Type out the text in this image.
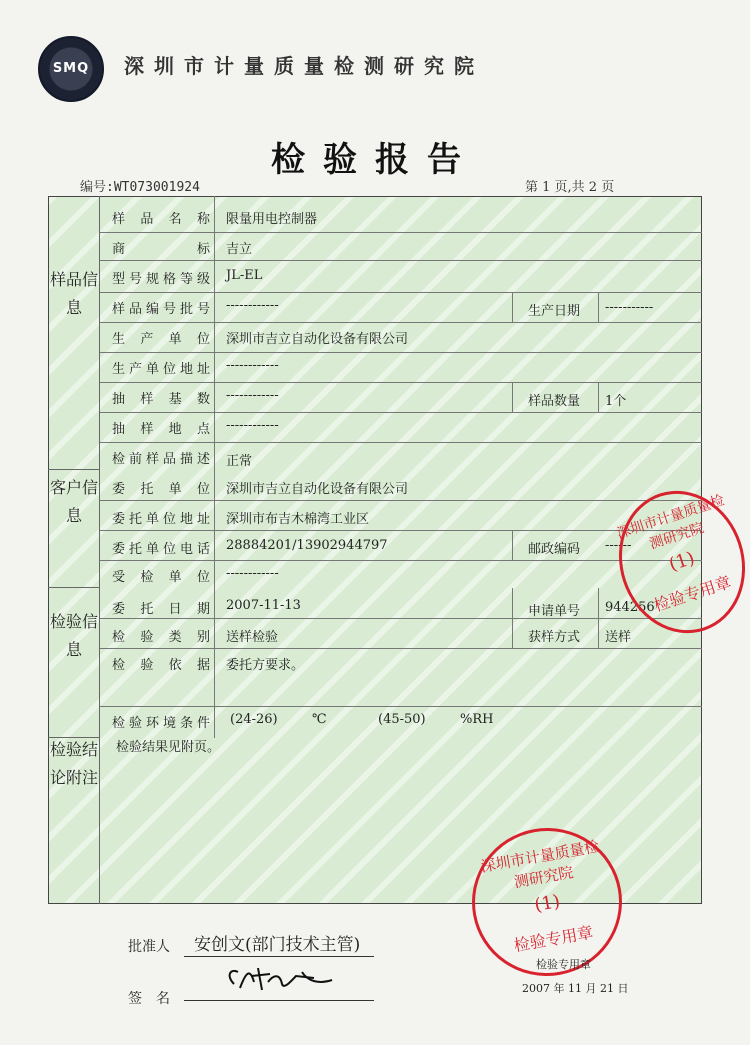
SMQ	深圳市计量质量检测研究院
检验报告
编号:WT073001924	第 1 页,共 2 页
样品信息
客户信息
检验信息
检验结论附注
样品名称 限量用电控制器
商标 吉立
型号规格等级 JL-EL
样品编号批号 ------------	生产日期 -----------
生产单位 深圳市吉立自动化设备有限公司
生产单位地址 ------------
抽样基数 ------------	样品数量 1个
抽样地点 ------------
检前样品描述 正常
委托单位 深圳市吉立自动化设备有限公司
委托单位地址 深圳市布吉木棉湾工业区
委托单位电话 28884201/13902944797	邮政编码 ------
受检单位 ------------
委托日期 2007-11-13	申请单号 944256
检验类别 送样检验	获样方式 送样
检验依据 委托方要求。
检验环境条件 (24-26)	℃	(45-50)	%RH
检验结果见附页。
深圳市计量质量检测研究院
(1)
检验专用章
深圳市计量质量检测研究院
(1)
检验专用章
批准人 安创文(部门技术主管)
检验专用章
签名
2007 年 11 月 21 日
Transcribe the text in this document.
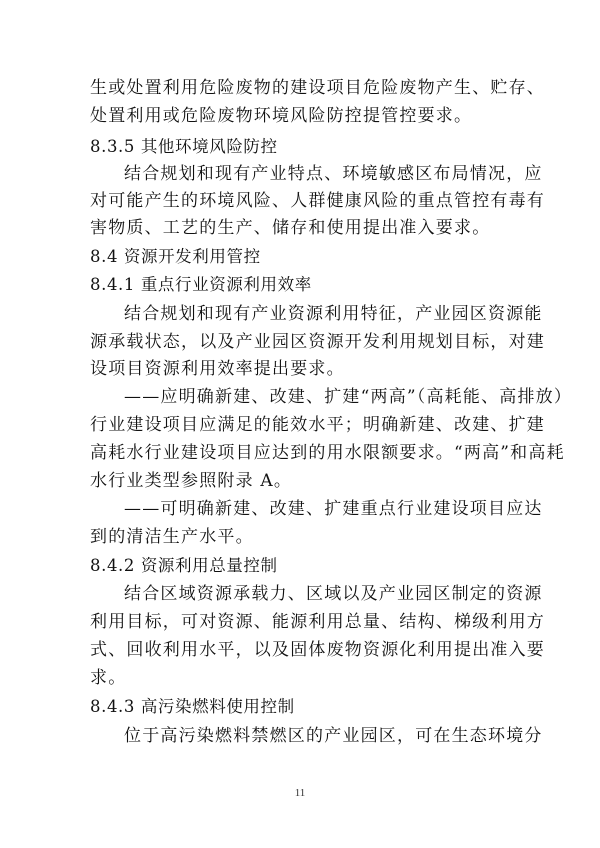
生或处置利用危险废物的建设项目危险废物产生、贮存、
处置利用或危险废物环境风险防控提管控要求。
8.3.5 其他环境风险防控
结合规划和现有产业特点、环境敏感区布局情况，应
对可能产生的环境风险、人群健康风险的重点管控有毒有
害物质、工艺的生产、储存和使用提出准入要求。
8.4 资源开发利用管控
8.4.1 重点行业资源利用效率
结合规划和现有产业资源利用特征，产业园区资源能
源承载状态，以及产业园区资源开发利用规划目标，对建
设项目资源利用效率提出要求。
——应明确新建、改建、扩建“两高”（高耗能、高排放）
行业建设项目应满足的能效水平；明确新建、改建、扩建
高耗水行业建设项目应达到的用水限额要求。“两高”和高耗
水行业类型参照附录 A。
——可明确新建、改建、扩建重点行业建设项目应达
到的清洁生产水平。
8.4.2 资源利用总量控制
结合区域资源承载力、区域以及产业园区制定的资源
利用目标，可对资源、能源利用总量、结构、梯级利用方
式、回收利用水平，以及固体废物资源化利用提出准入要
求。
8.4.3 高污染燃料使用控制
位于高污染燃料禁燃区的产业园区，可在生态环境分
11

◆ Written request: Will you set down the records word for word while leaving out every picture?

◆ Full solution:
Type out the text in this image.
SMQ	深圳市计量质量检测研究院
检验报告
编号:WT073001924	第 1 页,共 2 页
样品信息
客户信息
检验信息
检验结论附注
样品名称 限量用电控制器
商标 吉立
型号规格等级 JL-EL
样品编号批号 ------------	生产日期 -----------
生产单位 深圳市吉立自动化设备有限公司
生产单位地址 ------------
抽样基数 ------------	样品数量 1个
抽样地点 ------------
检前样品描述 正常
委托单位 深圳市吉立自动化设备有限公司
委托单位地址 深圳市布吉木棉湾工业区
委托单位电话 28884201/13902944797	邮政编码 ------
受检单位 ------------
委托日期 2007-11-13	申请单号 944256
检验类别 送样检验	获样方式 送样
检验依据 委托方要求。
检验环境条件 (24-26)	℃	(45-50)	%RH
检验结果见附页。
深圳市计量质量检测研究院
(1)
检验专用章
深圳市计量质量检测研究院
(1)
检验专用章
批准人 安创文(部门技术主管)
检验专用章
签名
2007 年 11 月 21 日
Transcribe the text in this document.
生或处置利用危险废物的建设项目危险废物产生、贮存、
处置利用或危险废物环境风险防控提管控要求。
8.3.5 其他环境风险防控
结合规划和现有产业特点、环境敏感区布局情况，应
对可能产生的环境风险、人群健康风险的重点管控有毒有
害物质、工艺的生产、储存和使用提出准入要求。
8.4 资源开发利用管控
8.4.1 重点行业资源利用效率
结合规划和现有产业资源利用特征，产业园区资源能
源承载状态，以及产业园区资源开发利用规划目标，对建
设项目资源利用效率提出要求。
——应明确新建、改建、扩建“两高”（高耗能、高排放）
行业建设项目应满足的能效水平；明确新建、改建、扩建
高耗水行业建设项目应达到的用水限额要求。“两高”和高耗
水行业类型参照附录 A。
——可明确新建、改建、扩建重点行业建设项目应达
到的清洁生产水平。
8.4.2 资源利用总量控制
结合区域资源承载力、区域以及产业园区制定的资源
利用目标，可对资源、能源利用总量、结构、梯级利用方
式、回收利用水平，以及固体废物资源化利用提出准入要
求。
8.4.3 高污染燃料使用控制
位于高污染燃料禁燃区的产业园区，可在生态环境分
11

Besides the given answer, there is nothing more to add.